(TO DO): Exclude the pictures and retype the entries as written.

::::

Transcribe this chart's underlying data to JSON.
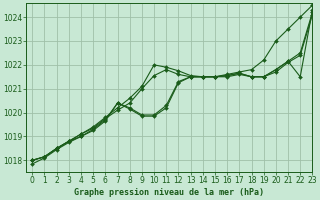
{
  "bg_color": "#c8e8d4",
  "grid_color": "#a0c0a8",
  "line_color": "#1a5c1a",
  "title": "Graphe pression niveau de la mer (hPa)",
  "xlim": [
    -0.5,
    23
  ],
  "ylim": [
    1017.5,
    1024.6
  ],
  "yticks": [
    1018,
    1019,
    1020,
    1021,
    1022,
    1023,
    1024
  ],
  "xticks": [
    0,
    1,
    2,
    3,
    4,
    5,
    6,
    7,
    8,
    9,
    10,
    11,
    12,
    13,
    14,
    15,
    16,
    17,
    18,
    19,
    20,
    21,
    22,
    23
  ],
  "series": [
    {
      "x": [
        0,
        1,
        2,
        3,
        4,
        5,
        6,
        7,
        8,
        9,
        10,
        11,
        12,
        13,
        14,
        15,
        16,
        17,
        18,
        19,
        20,
        21,
        22,
        23
      ],
      "y": [
        1018.0,
        1018.15,
        1018.5,
        1018.8,
        1019.1,
        1019.4,
        1019.8,
        1020.2,
        1020.6,
        1021.1,
        1022.0,
        1021.9,
        1021.75,
        1021.55,
        1021.5,
        1021.5,
        1021.6,
        1021.7,
        1021.8,
        1022.2,
        1023.0,
        1023.5,
        1024.0,
        1024.5
      ]
    },
    {
      "x": [
        0,
        1,
        2,
        3,
        4,
        5,
        6,
        7,
        8,
        9,
        10,
        11,
        12,
        13,
        14,
        15,
        16,
        17,
        18,
        19,
        20,
        21,
        22,
        23
      ],
      "y": [
        1018.0,
        1018.15,
        1018.5,
        1018.8,
        1019.1,
        1019.35,
        1019.75,
        1020.1,
        1020.4,
        1021.0,
        1021.55,
        1021.8,
        1021.6,
        1021.5,
        1021.5,
        1021.5,
        1021.55,
        1021.65,
        1021.5,
        1021.5,
        1021.8,
        1022.15,
        1021.5,
        1024.3
      ]
    },
    {
      "x": [
        0,
        1,
        2,
        3,
        4,
        5,
        6,
        7,
        8,
        9,
        10,
        11,
        12,
        13,
        14,
        15,
        16,
        17,
        18,
        19,
        20,
        21,
        22,
        23
      ],
      "y": [
        1018.0,
        1018.15,
        1018.5,
        1018.8,
        1019.0,
        1019.3,
        1019.7,
        1020.4,
        1020.2,
        1019.9,
        1019.9,
        1020.3,
        1021.3,
        1021.5,
        1021.5,
        1021.5,
        1021.55,
        1021.65,
        1021.5,
        1021.5,
        1021.8,
        1022.15,
        1022.5,
        1024.2
      ]
    },
    {
      "x": [
        0,
        1,
        2,
        3,
        4,
        5,
        6,
        7,
        8,
        9,
        10,
        11,
        12,
        13,
        14,
        15,
        16,
        17,
        18,
        19,
        20,
        21,
        22,
        23
      ],
      "y": [
        1017.85,
        1018.1,
        1018.45,
        1018.75,
        1019.0,
        1019.25,
        1019.65,
        1020.4,
        1020.15,
        1019.85,
        1019.85,
        1020.2,
        1021.25,
        1021.5,
        1021.5,
        1021.5,
        1021.5,
        1021.6,
        1021.5,
        1021.5,
        1021.7,
        1022.1,
        1022.4,
        1024.1
      ]
    }
  ]
}
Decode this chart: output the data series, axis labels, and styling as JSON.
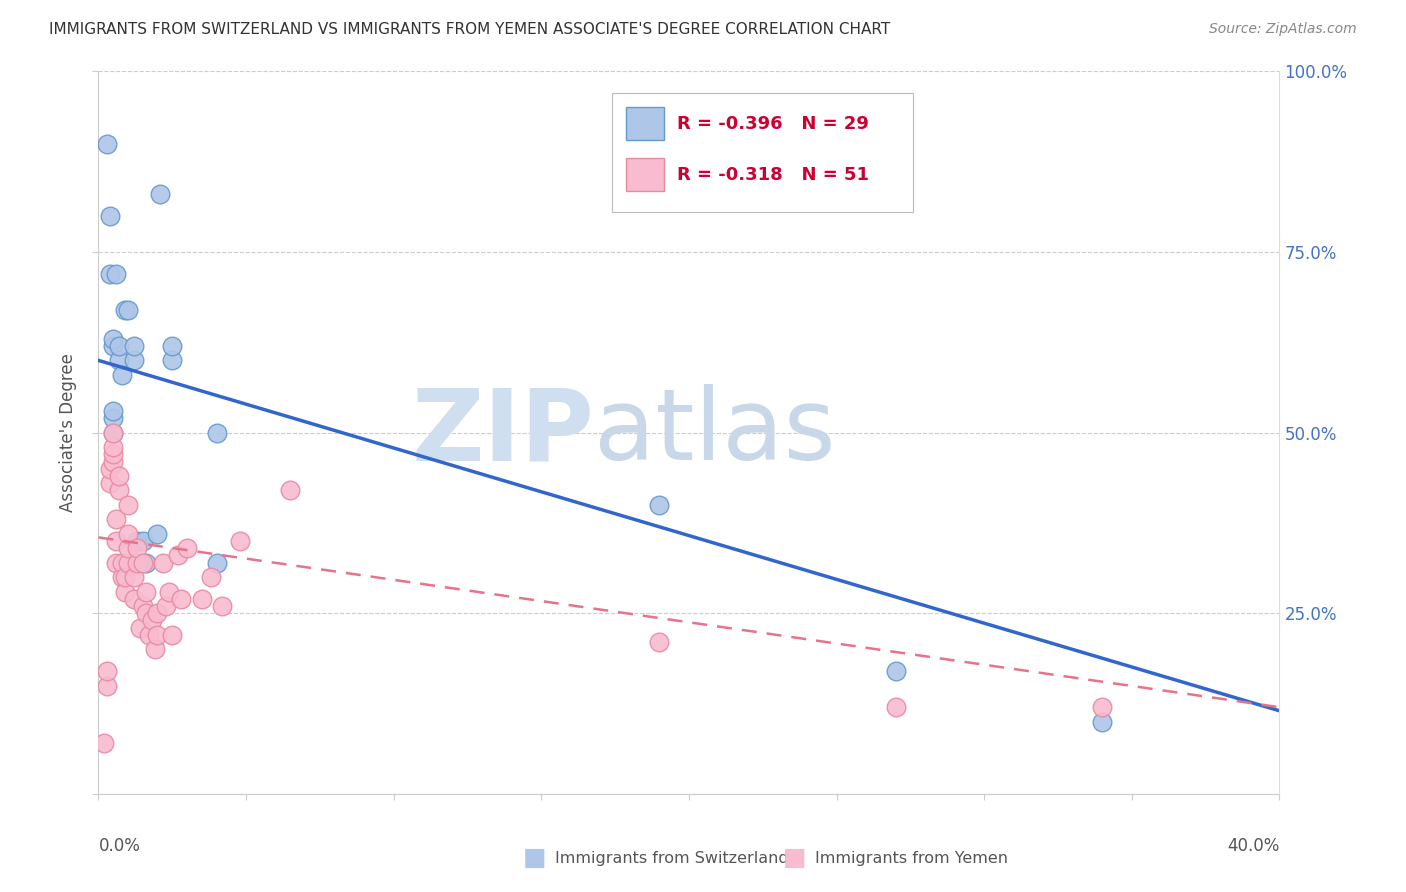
{
  "title": "IMMIGRANTS FROM SWITZERLAND VS IMMIGRANTS FROM YEMEN ASSOCIATE'S DEGREE CORRELATION CHART",
  "source": "Source: ZipAtlas.com",
  "ylabel": "Associate's Degree",
  "watermark_zip": "ZIP",
  "watermark_atlas": "atlas",
  "swiss_scatter_x": [
    0.003,
    0.004,
    0.004,
    0.005,
    0.005,
    0.005,
    0.005,
    0.005,
    0.006,
    0.007,
    0.007,
    0.008,
    0.009,
    0.01,
    0.012,
    0.012,
    0.013,
    0.015,
    0.016,
    0.02,
    0.021,
    0.025,
    0.025,
    0.04,
    0.04,
    0.19,
    0.27,
    0.34
  ],
  "swiss_scatter_y": [
    0.9,
    0.8,
    0.72,
    0.5,
    0.52,
    0.53,
    0.62,
    0.63,
    0.72,
    0.6,
    0.62,
    0.58,
    0.67,
    0.67,
    0.6,
    0.62,
    0.35,
    0.35,
    0.32,
    0.36,
    0.83,
    0.6,
    0.62,
    0.32,
    0.5,
    0.4,
    0.17,
    0.1
  ],
  "yemen_scatter_x": [
    0.002,
    0.003,
    0.003,
    0.004,
    0.004,
    0.005,
    0.005,
    0.005,
    0.005,
    0.006,
    0.006,
    0.006,
    0.007,
    0.007,
    0.008,
    0.008,
    0.009,
    0.009,
    0.01,
    0.01,
    0.01,
    0.01,
    0.012,
    0.012,
    0.013,
    0.013,
    0.014,
    0.015,
    0.015,
    0.016,
    0.016,
    0.017,
    0.018,
    0.019,
    0.02,
    0.02,
    0.022,
    0.023,
    0.024,
    0.025,
    0.027,
    0.028,
    0.03,
    0.035,
    0.038,
    0.042,
    0.048,
    0.065,
    0.19,
    0.27,
    0.34
  ],
  "yemen_scatter_y": [
    0.07,
    0.15,
    0.17,
    0.43,
    0.45,
    0.46,
    0.47,
    0.48,
    0.5,
    0.32,
    0.35,
    0.38,
    0.42,
    0.44,
    0.3,
    0.32,
    0.28,
    0.3,
    0.32,
    0.34,
    0.36,
    0.4,
    0.27,
    0.3,
    0.32,
    0.34,
    0.23,
    0.26,
    0.32,
    0.25,
    0.28,
    0.22,
    0.24,
    0.2,
    0.22,
    0.25,
    0.32,
    0.26,
    0.28,
    0.22,
    0.33,
    0.27,
    0.34,
    0.27,
    0.3,
    0.26,
    0.35,
    0.42,
    0.21,
    0.12,
    0.12
  ],
  "swiss_color": "#aec6e8",
  "swiss_edge_color": "#6699cc",
  "yemen_color": "#f8bbd0",
  "yemen_edge_color": "#e88aa0",
  "swiss_line_color": "#3366cc",
  "yemen_line_color": "#e8728a",
  "swiss_line_x0": 0.0,
  "swiss_line_y0": 0.6,
  "swiss_line_x1": 0.4,
  "swiss_line_y1": 0.115,
  "yemen_line_x0": 0.0,
  "yemen_line_y0": 0.355,
  "yemen_line_x1": 0.4,
  "yemen_line_y1": 0.12,
  "background_color": "#ffffff",
  "grid_color": "#cccccc",
  "xlim": [
    0.0,
    0.4
  ],
  "ylim": [
    0.0,
    1.0
  ],
  "legend_swiss_color": "#aec6e8",
  "legend_swiss_edge": "#6699cc",
  "legend_yemen_color": "#f8bbd0",
  "legend_yemen_edge": "#e88aa0",
  "legend_text_color_r": "#cc0033",
  "legend_text_color_n": "#3366cc"
}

::::

(SOLUTION TO THE EXERCISE):
Transcribe this chart's underlying data to JSON.
{
  "bg_color": "#c8e8d4",
  "grid_color": "#a0c0a8",
  "line_color": "#1a5c1a",
  "title": "Graphe pression niveau de la mer (hPa)",
  "xlim": [
    -0.5,
    23
  ],
  "ylim": [
    1017.5,
    1024.6
  ],
  "yticks": [
    1018,
    1019,
    1020,
    1021,
    1022,
    1023,
    1024
  ],
  "xticks": [
    0,
    1,
    2,
    3,
    4,
    5,
    6,
    7,
    8,
    9,
    10,
    11,
    12,
    13,
    14,
    15,
    16,
    17,
    18,
    19,
    20,
    21,
    22,
    23
  ],
  "series": [
    {
      "x": [
        0,
        1,
        2,
        3,
        4,
        5,
        6,
        7,
        8,
        9,
        10,
        11,
        12,
        13,
        14,
        15,
        16,
        17,
        18,
        19,
        20,
        21,
        22,
        23
      ],
      "y": [
        1018.0,
        1018.15,
        1018.5,
        1018.8,
        1019.1,
        1019.4,
        1019.8,
        1020.2,
        1020.6,
        1021.1,
        1022.0,
        1021.9,
        1021.75,
        1021.55,
        1021.5,
        1021.5,
        1021.6,
        1021.7,
        1021.8,
        1022.2,
        1023.0,
        1023.5,
        1024.0,
        1024.5
      ]
    },
    {
      "x": [
        0,
        1,
        2,
        3,
        4,
        5,
        6,
        7,
        8,
        9,
        10,
        11,
        12,
        13,
        14,
        15,
        16,
        17,
        18,
        19,
        20,
        21,
        22,
        23
      ],
      "y": [
        1018.0,
        1018.15,
        1018.5,
        1018.8,
        1019.1,
        1019.35,
        1019.75,
        1020.1,
        1020.4,
        1021.0,
        1021.55,
        1021.8,
        1021.6,
        1021.5,
        1021.5,
        1021.5,
        1021.55,
        1021.65,
        1021.5,
        1021.5,
        1021.8,
        1022.15,
        1021.5,
        1024.3
      ]
    },
    {
      "x": [
        0,
        1,
        2,
        3,
        4,
        5,
        6,
        7,
        8,
        9,
        10,
        11,
        12,
        13,
        14,
        15,
        16,
        17,
        18,
        19,
        20,
        21,
        22,
        23
      ],
      "y": [
        1018.0,
        1018.15,
        1018.5,
        1018.8,
        1019.0,
        1019.3,
        1019.7,
        1020.4,
        1020.2,
        1019.9,
        1019.9,
        1020.3,
        1021.3,
        1021.5,
        1021.5,
        1021.5,
        1021.55,
        1021.65,
        1021.5,
        1021.5,
        1021.8,
        1022.15,
        1022.5,
        1024.2
      ]
    },
    {
      "x": [
        0,
        1,
        2,
        3,
        4,
        5,
        6,
        7,
        8,
        9,
        10,
        11,
        12,
        13,
        14,
        15,
        16,
        17,
        18,
        19,
        20,
        21,
        22,
        23
      ],
      "y": [
        1017.85,
        1018.1,
        1018.45,
        1018.75,
        1019.0,
        1019.25,
        1019.65,
        1020.4,
        1020.15,
        1019.85,
        1019.85,
        1020.2,
        1021.25,
        1021.5,
        1021.5,
        1021.5,
        1021.5,
        1021.6,
        1021.5,
        1021.5,
        1021.7,
        1022.1,
        1022.4,
        1024.1
      ]
    }
  ]
}
Decode this chart: output the data series, axis labels, and styling as JSON.
{
  "title": "IMMIGRANTS FROM SWITZERLAND VS IMMIGRANTS FROM YEMEN ASSOCIATE'S DEGREE CORRELATION CHART",
  "source": "Source: ZipAtlas.com",
  "ylabel": "Associate's Degree",
  "watermark_zip": "ZIP",
  "watermark_atlas": "atlas",
  "swiss_scatter_x": [
    0.003,
    0.004,
    0.004,
    0.005,
    0.005,
    0.005,
    0.005,
    0.005,
    0.006,
    0.007,
    0.007,
    0.008,
    0.009,
    0.01,
    0.012,
    0.012,
    0.013,
    0.015,
    0.016,
    0.02,
    0.021,
    0.025,
    0.025,
    0.04,
    0.04,
    0.19,
    0.27,
    0.34
  ],
  "swiss_scatter_y": [
    0.9,
    0.8,
    0.72,
    0.5,
    0.52,
    0.53,
    0.62,
    0.63,
    0.72,
    0.6,
    0.62,
    0.58,
    0.67,
    0.67,
    0.6,
    0.62,
    0.35,
    0.35,
    0.32,
    0.36,
    0.83,
    0.6,
    0.62,
    0.32,
    0.5,
    0.4,
    0.17,
    0.1
  ],
  "yemen_scatter_x": [
    0.002,
    0.003,
    0.003,
    0.004,
    0.004,
    0.005,
    0.005,
    0.005,
    0.005,
    0.006,
    0.006,
    0.006,
    0.007,
    0.007,
    0.008,
    0.008,
    0.009,
    0.009,
    0.01,
    0.01,
    0.01,
    0.01,
    0.012,
    0.012,
    0.013,
    0.013,
    0.014,
    0.015,
    0.015,
    0.016,
    0.016,
    0.017,
    0.018,
    0.019,
    0.02,
    0.02,
    0.022,
    0.023,
    0.024,
    0.025,
    0.027,
    0.028,
    0.03,
    0.035,
    0.038,
    0.042,
    0.048,
    0.065,
    0.19,
    0.27,
    0.34
  ],
  "yemen_scatter_y": [
    0.07,
    0.15,
    0.17,
    0.43,
    0.45,
    0.46,
    0.47,
    0.48,
    0.5,
    0.32,
    0.35,
    0.38,
    0.42,
    0.44,
    0.3,
    0.32,
    0.28,
    0.3,
    0.32,
    0.34,
    0.36,
    0.4,
    0.27,
    0.3,
    0.32,
    0.34,
    0.23,
    0.26,
    0.32,
    0.25,
    0.28,
    0.22,
    0.24,
    0.2,
    0.22,
    0.25,
    0.32,
    0.26,
    0.28,
    0.22,
    0.33,
    0.27,
    0.34,
    0.27,
    0.3,
    0.26,
    0.35,
    0.42,
    0.21,
    0.12,
    0.12
  ],
  "swiss_color": "#aec6e8",
  "swiss_edge_color": "#6699cc",
  "yemen_color": "#f8bbd0",
  "yemen_edge_color": "#e88aa0",
  "swiss_line_color": "#3366cc",
  "yemen_line_color": "#e8728a",
  "swiss_line_x0": 0.0,
  "swiss_line_y0": 0.6,
  "swiss_line_x1": 0.4,
  "swiss_line_y1": 0.115,
  "yemen_line_x0": 0.0,
  "yemen_line_y0": 0.355,
  "yemen_line_x1": 0.4,
  "yemen_line_y1": 0.12,
  "background_color": "#ffffff",
  "grid_color": "#cccccc",
  "xlim": [
    0.0,
    0.4
  ],
  "ylim": [
    0.0,
    1.0
  ],
  "legend_swiss_color": "#aec6e8",
  "legend_swiss_edge": "#6699cc",
  "legend_yemen_color": "#f8bbd0",
  "legend_yemen_edge": "#e88aa0",
  "legend_text_color_r": "#cc0033",
  "legend_text_color_n": "#3366cc"
}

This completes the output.